Do this —
Please report every line from the material that contains the word "布里斯班".
===== Records to use
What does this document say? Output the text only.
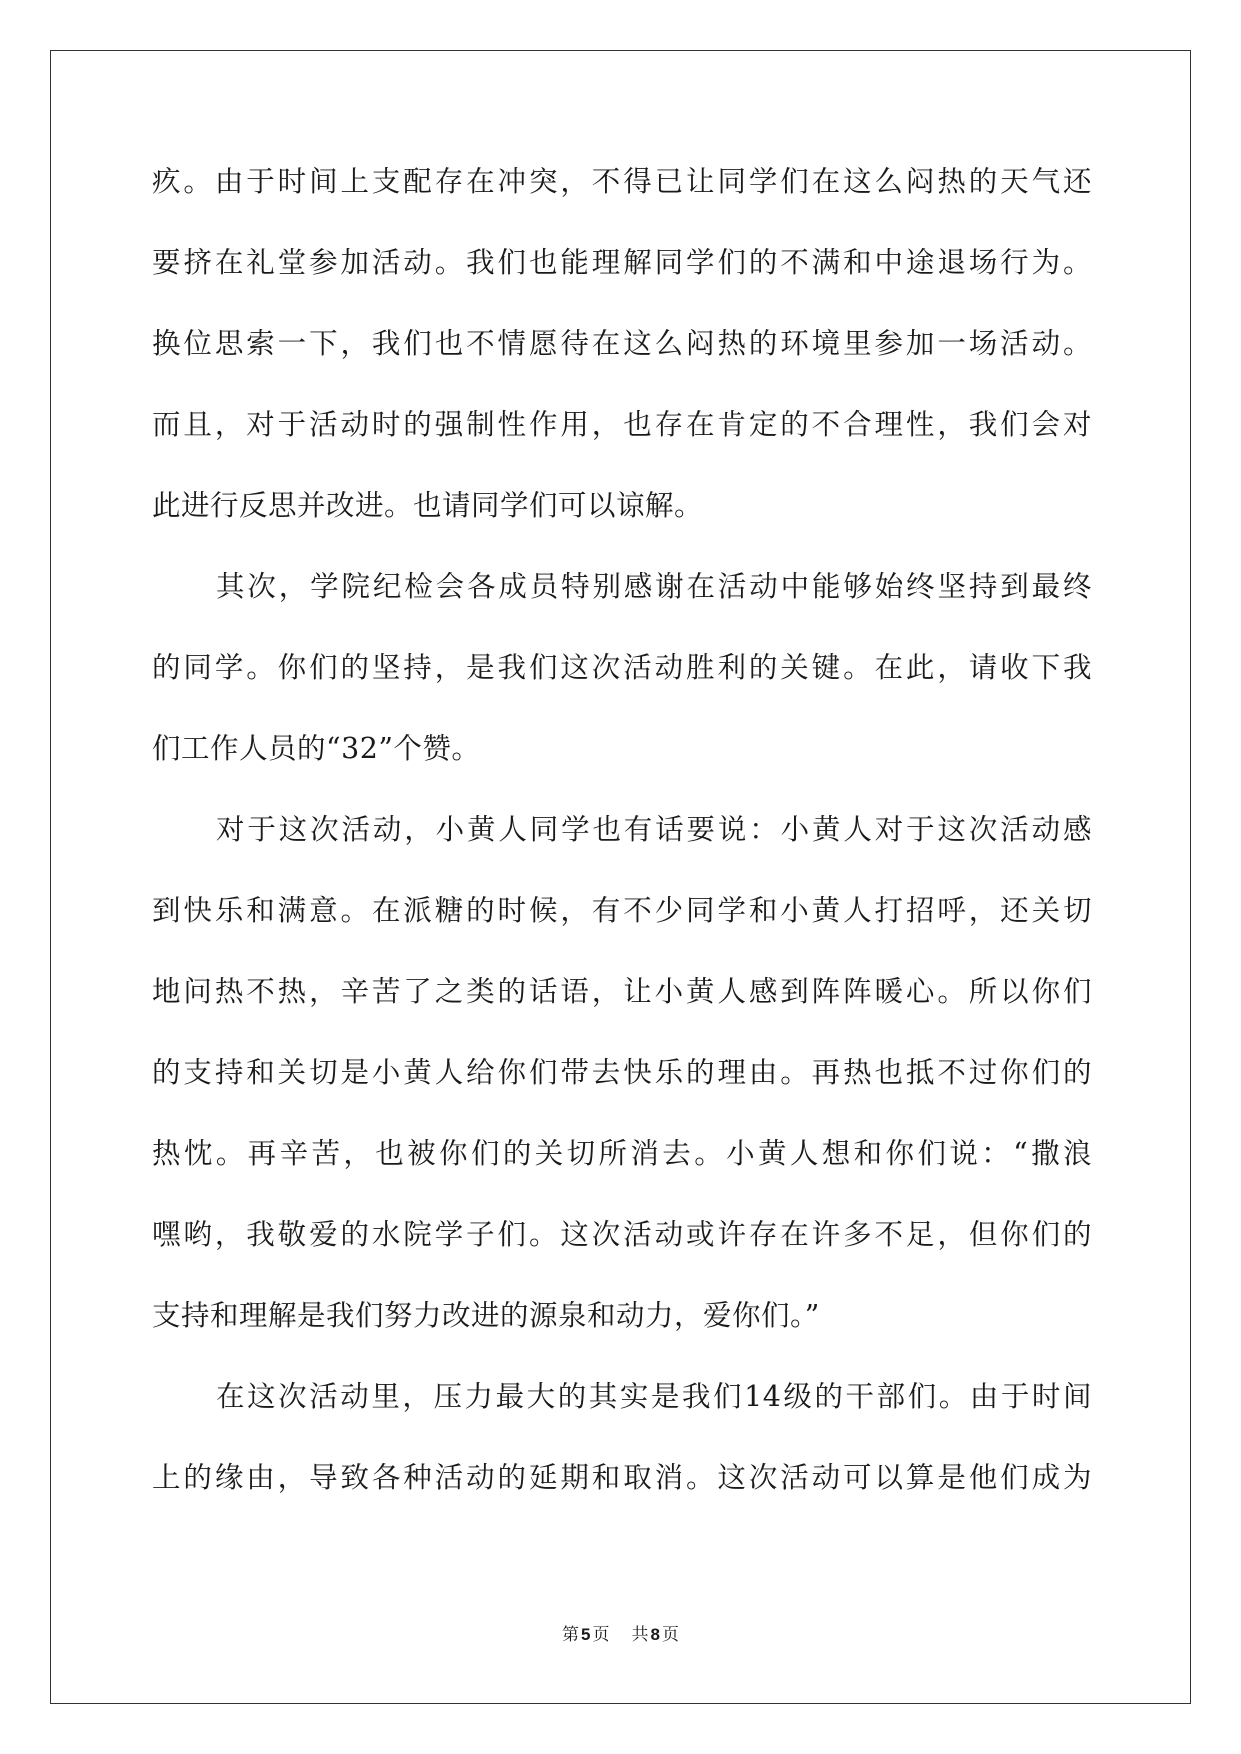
疚。由于时间上支配存在冲突，不得已让同学们在这么闷热的天气还
要挤在礼堂参加活动。我们也能理解同学们的不满和中途退场行为。
换位思索一下，我们也不情愿待在这么闷热的环境里参加一场活动。
而且，对于活动时的强制性作用，也存在肯定的不合理性，我们会对
此进行反思并改进。也请同学们可以谅解。
其次，学院纪检会各成员特别感谢在活动中能够始终坚持到最终
的同学。你们的坚持，是我们这次活动胜利的关键。在此，请收下我
们工作人员的“32”个赞。
对于这次活动，小黄人同学也有话要说：小黄人对于这次活动感
到快乐和满意。在派糖的时候，有不少同学和小黄人打招呼，还关切
地问热不热，辛苦了之类的话语，让小黄人感到阵阵暖心。所以你们
的支持和关切是小黄人给你们带去快乐的理由。再热也抵不过你们的
热忱。再辛苦，也被你们的关切所消去。小黄人想和你们说：“撒浪
嘿哟，我敬爱的水院学子们。这次活动或许存在许多不足，但你们的
支持和理解是我们努力改进的源泉和动力，爱你们。”
在这次活动里，压力最大的其实是我们14级的干部们。由于时间
上的缘由，导致各种活动的延期和取消。这次活动可以算是他们成为
第 5 页 共 8 页
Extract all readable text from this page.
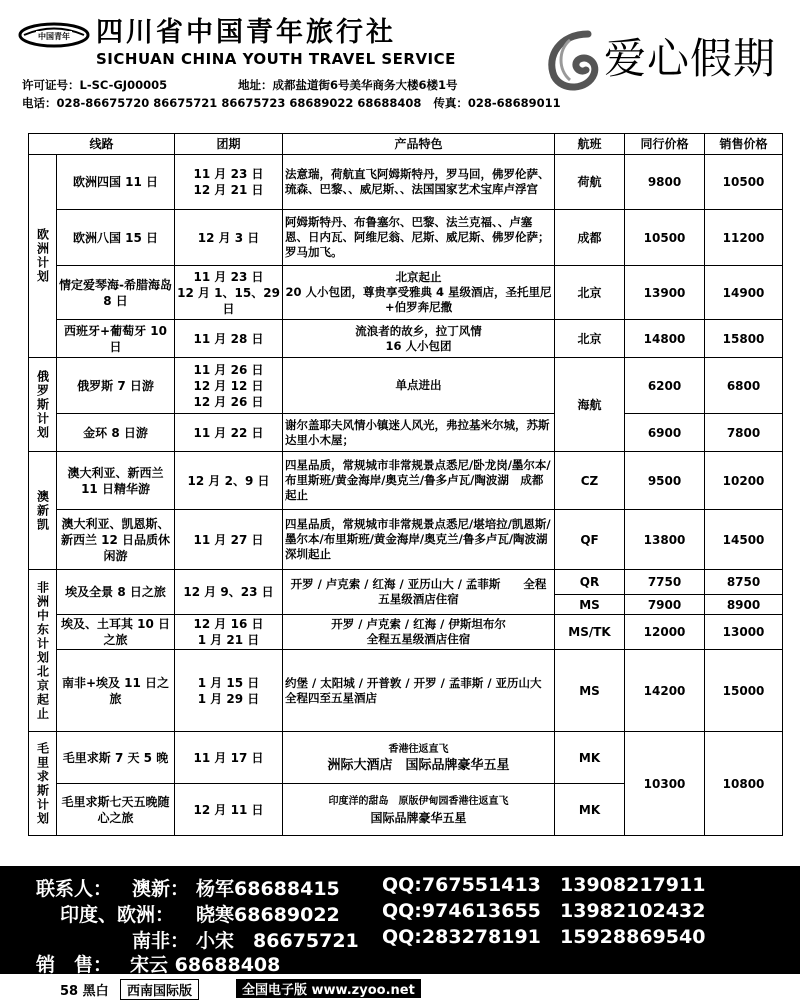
中国青年 四川省中国青年旅行社
SICHUAN CHINA YOUTH TRAVEL SERVICE	爱心假期
许可证号：L-SC-GJ00005	地址：成都盐道街6号美华商务大楼6楼1号
电话：028-86675720 86675721 86675723 68689022 68688408 传真：028-68689011
线路		团期	产品特色	航班	同行价格	销售价格
欧洲计划	欧洲四国 11 日	11 月 23 日
12 月 21 日	法意瑞，荷航直飞阿姆斯特丹，罗马回，佛罗伦萨、琉森、巴黎、、威尼斯、、法国国家艺术宝库卢浮宫	荷航	9800	10500
	欧洲八国 15 日	12 月 3 日	阿姆斯特丹、布鲁塞尔、巴黎、法兰克福、、卢塞恩、日内瓦、阿维尼翁、尼斯、威尼斯、佛罗伦萨；罗马加飞。	成都	10500	11200
	情定爱琴海-希腊海岛 8 日	11 月 23 日
12 月 1、15、29 日	北京起止
20 人小包团，尊贵享受雅典 4 星级酒店，圣托里尼+伯罗奔尼撒	北京	13900	14900
	西班牙+葡萄牙 10 日	11 月 28 日	流浪者的故乡，拉丁风情
16 人小包团	北京	14800	15800
俄罗斯计划	俄罗斯 7 日游	11 月 26 日
12 月 12 日
12 月 26 日	单点进出	海航	6200	6800
	金环 8 日游	11 月 22 日	谢尔盖耶夫风情小镇迷人风光，弗拉基米尔城，苏斯达里小木屋；		6900	7800
澳新凯	澳大利亚、新西兰 11 日精华游	12 月 2、9 日	四星品质，常规城市非常规景点悉尼/卧龙岗/墨尔本/布里斯班/黄金海岸/奥克兰/鲁多卢瓦/陶波湖　成都起止	CZ	9500	10200
	澳大利亚、凯恩斯、新西兰 12 日品质休闲游	11 月 27 日	四星品质，常规城市非常规景点悉尼/堪培拉/凯恩斯/墨尔本/布里斯班/黄金海岸/奥克兰/鲁多卢瓦/陶波湖　深圳起止	QF	13800	14500
非洲中东计划北京起止	埃及全景 8 日之旅	12 月 9、23 日	开罗 / 卢克索 / 红海 / 亚历山大 / 孟菲斯　　全程五星级酒店住宿	QR	7750	8750
				MS	7900	8900
	埃及、土耳其 10 日之旅	12 月 16 日
1 月 21 日	开罗 / 卢克索 / 红海 / 伊斯坦布尔
全程五星级酒店住宿	MS/TK	12000	13000
	南非+埃及 11 日之旅	1 月 15 日
1 月 29 日	约堡 / 太阳城 / 开普敦 / 开罗 / 孟菲斯 / 亚历山大　　　　全程四至五星酒店	MS	14200	15000
毛里求斯计划	毛里求斯 7 天 5 晚	11 月 17 日	香港往返直飞
洲际大酒店　国际品牌豪华五星	MK	10300	10800
	毛里求斯七天五晚随心之旅	12 月 11 日	印度洋的甜岛　原版伊甸园香港往返直飞
国际品牌豪华五星	MK		
联系人： 澳新： 杨军68688415 QQ:767551413 13908217911
印度、欧洲： 晓寒68689022 QQ:974613655 13982102432
南非： 小宋　86675721 QQ:283278191 15928869540
销　售： 宋云 68688408
58 黑白	西南国际版	全国电子版 www.zyoo.net
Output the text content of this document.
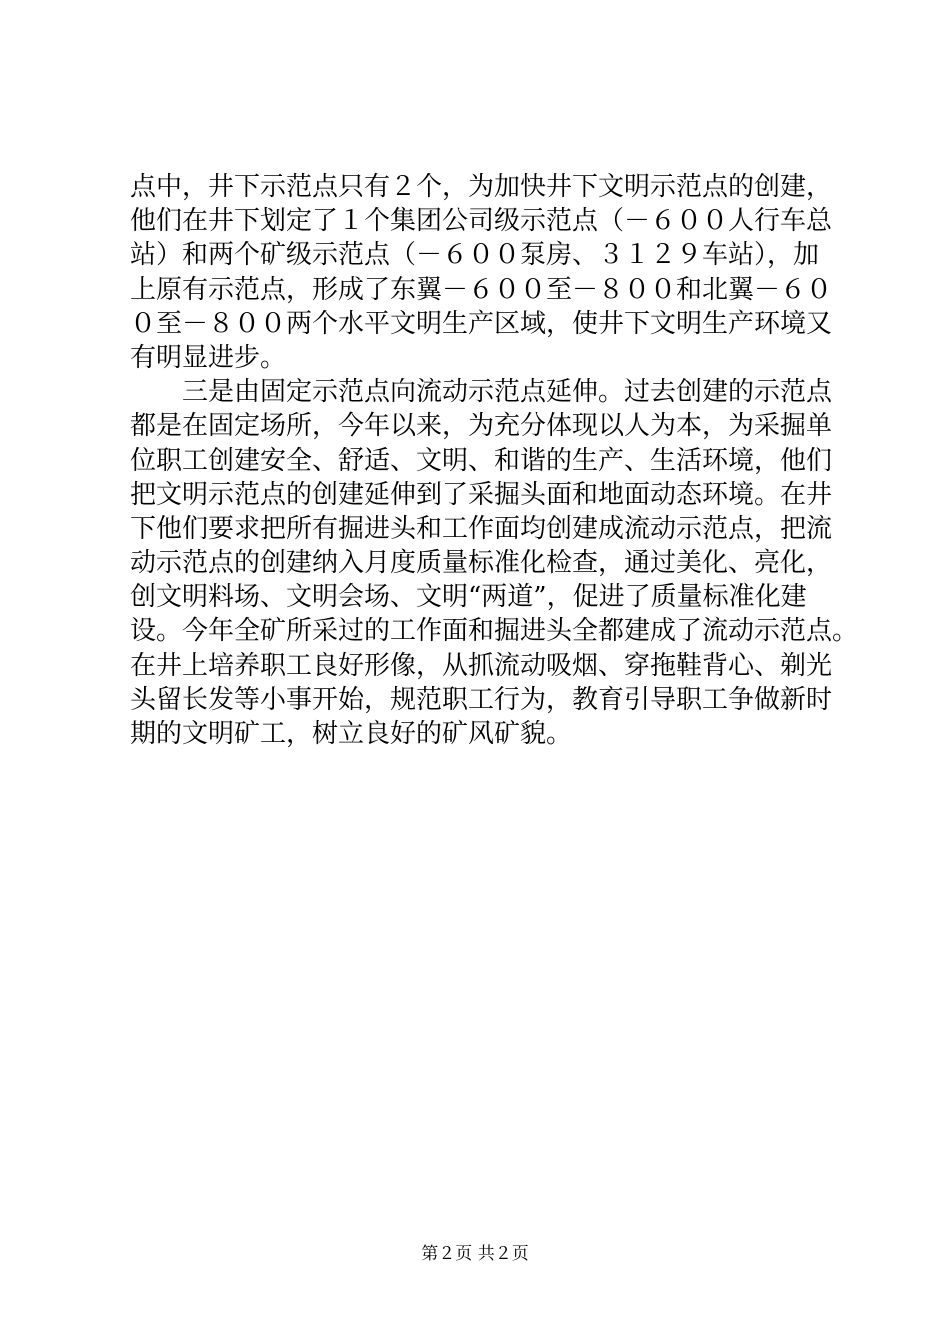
点中，井下示范点只有２个，为加快井下文明示范点的创建，
他们在井下划定了１个集团公司级示范点（－６００人行车总
站）和两个矿级示范点（－６００泵房、３１２９车站），加
上原有示范点，形成了东翼－６００至－８００和北翼－６０
０至－８００两个水平文明生产区域，使井下文明生产环境又
有明显进步。
　　三是由固定示范点向流动示范点延伸。过去创建的示范点
都是在固定场所，今年以来，为充分体现以人为本，为采掘单
位职工创建安全、舒适、文明、和谐的生产、生活环境，他们
把文明示范点的创建延伸到了采掘头面和地面动态环境。在井
下他们要求把所有掘进头和工作面均创建成流动示范点，把流
动示范点的创建纳入月度质量标准化检查，通过美化、亮化，
创文明料场、文明会场、文明“两道”，促进了质量标准化建
设。今年全矿所采过的工作面和掘进头全都建成了流动示范点。
在井上培养职工良好形像，从抓流动吸烟、穿拖鞋背心、剃光
头留长发等小事开始，规范职工行为，教育引导职工争做新时
期的文明矿工，树立良好的矿风矿貌。
第２页 共２页
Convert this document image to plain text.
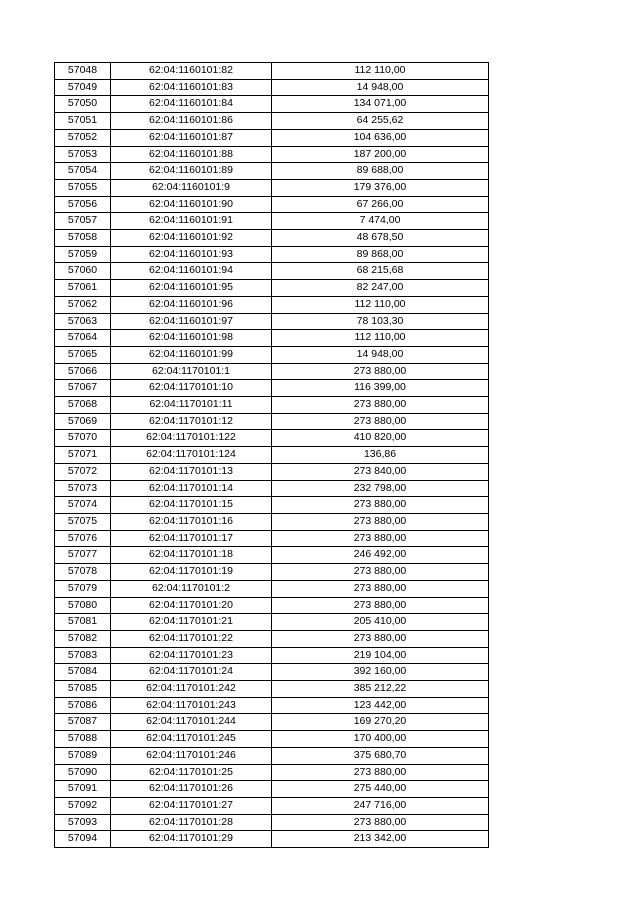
57048	62:04:1160101:82	112 110,00
57049	62:04:1160101:83	14 948,00
57050	62:04:1160101:84	134 071,00
57051	62:04:1160101:86	64 255,62
57052	62:04:1160101:87	104 636,00
57053	62:04:1160101:88	187 200,00
57054	62:04:1160101:89	89 688,00
57055	62:04:1160101:9	179 376,00
57056	62:04:1160101:90	67 266,00
57057	62:04:1160101:91	7 474,00
57058	62:04:1160101:92	48 678,50
57059	62:04:1160101:93	89 868,00
57060	62:04:1160101:94	68 215,68
57061	62:04:1160101:95	82 247,00
57062	62:04:1160101:96	112 110,00
57063	62:04:1160101:97	78 103,30
57064	62:04:1160101:98	112 110,00
57065	62:04:1160101:99	14 948,00
57066	62:04:1170101:1	273 880,00
57067	62:04:1170101:10	116 399,00
57068	62:04:1170101:11	273 880,00
57069	62:04:1170101:12	273 880,00
57070	62:04:1170101:122	410 820,00
57071	62:04:1170101:124	136,86
57072	62:04:1170101:13	273 840,00
57073	62:04:1170101:14	232 798,00
57074	62:04:1170101:15	273 880,00
57075	62:04:1170101:16	273 880,00
57076	62:04:1170101:17	273 880,00
57077	62:04:1170101:18	246 492,00
57078	62:04:1170101:19	273 880,00
57079	62:04:1170101:2	273 880,00
57080	62:04:1170101:20	273 880,00
57081	62:04:1170101:21	205 410,00
57082	62:04:1170101:22	273 880,00
57083	62:04:1170101:23	219 104,00
57084	62:04:1170101:24	392 160,00
57085	62:04:1170101:242	385 212,22
57086	62:04:1170101:243	123 442,00
57087	62:04:1170101:244	169 270,20
57088	62:04:1170101:245	170 400,00
57089	62:04:1170101:246	375 680,70
57090	62:04:1170101:25	273 880,00
57091	62:04:1170101:26	275 440,00
57092	62:04:1170101:27	247 716,00
57093	62:04:1170101:28	273 880,00
57094	62:04:1170101:29	213 342,00
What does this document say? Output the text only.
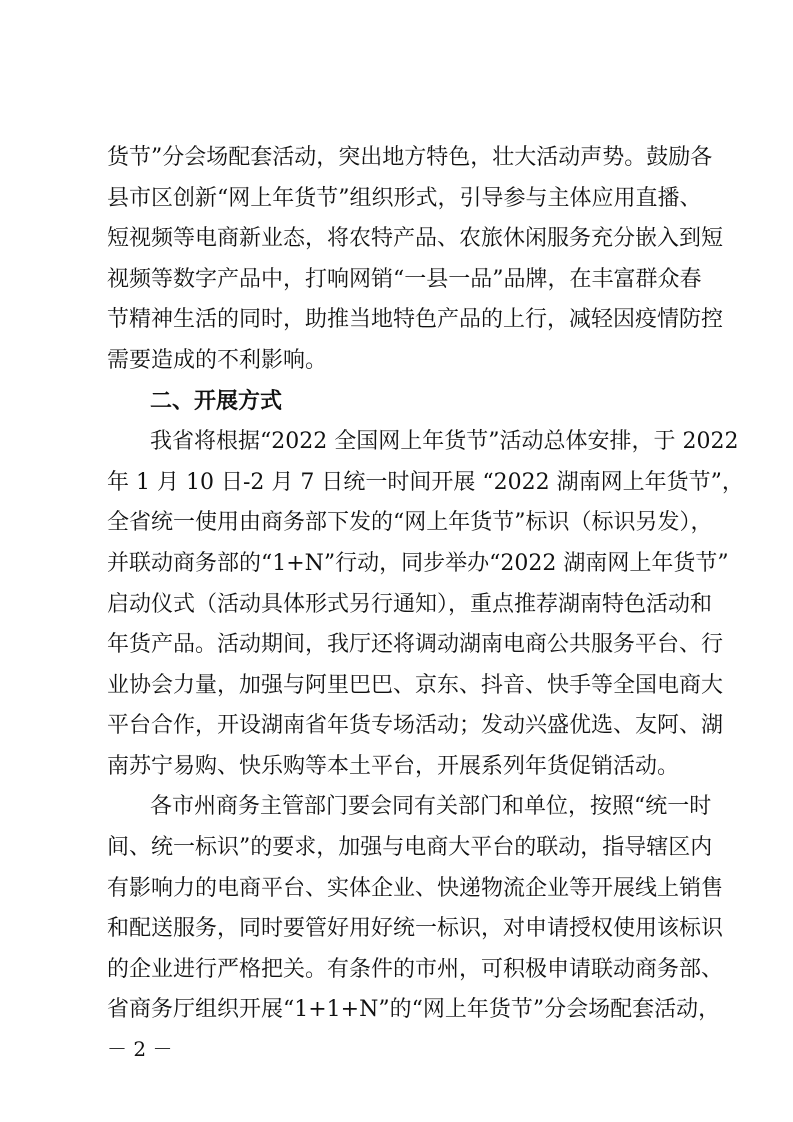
货节”分会场配套活动，突出地方特色，壮大活动声势。鼓励各
县市区创新“网上年货节”组织形式，引导参与主体应用直播、
短视频等电商新业态，将农特产品、农旅休闲服务充分嵌入到短
视频等数字产品中，打响网销“一县一品”品牌，在丰富群众春
节精神生活的同时，助推当地特色产品的上行，减轻因疫情防控
需要造成的不利影响。
二、开展方式
我省将根据“2022 全国网上年货节”活动总体安排，于 2022
年 1 月 10 日-2 月 7 日统一时间开展 “2022 湖南网上年货节”，
全省统一使用由商务部下发的“网上年货节”标识（标识另发），
并联动商务部的“1+N”行动，同步举办“2022 湖南网上年货节”
启动仪式（活动具体形式另行通知），重点推荐湖南特色活动和
年货产品。活动期间，我厅还将调动湖南电商公共服务平台、行
业协会力量，加强与阿里巴巴、京东、抖音、快手等全国电商大
平台合作，开设湖南省年货专场活动；发动兴盛优选、友阿、湖
南苏宁易购、快乐购等本土平台，开展系列年货促销活动。
各市州商务主管部门要会同有关部门和单位，按照“统一时
间、统一标识”的要求，加强与电商大平台的联动，指导辖区内
有影响力的电商平台、实体企业、快递物流企业等开展线上销售
和配送服务，同时要管好用好统一标识，对申请授权使用该标识
的企业进行严格把关。有条件的市州，可积极申请联动商务部、
省商务厅组织开展“1+1+N”的“网上年货节”分会场配套活动，
－ 2 －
==========
Correct response —
澳新凯	澳大利亚、新西兰 11 日精华游	12 月 2、9 日	四星品质，常规城市非常规景点悉尼/卧龙岗/墨尔本/布里斯班/黄金海岸/奥克兰/鲁多卢瓦/陶波湖　成都起止	CZ	9500	10200
	澳大利亚、凯恩斯、新西兰 12 日品质休闲游	11 月 27 日	四星品质，常规城市非常规景点悉尼/堪培拉/凯恩斯/墨尔本/布里斯班/黄金海岸/奥克兰/鲁多卢瓦/陶波湖　深圳起止	QF	13800	14500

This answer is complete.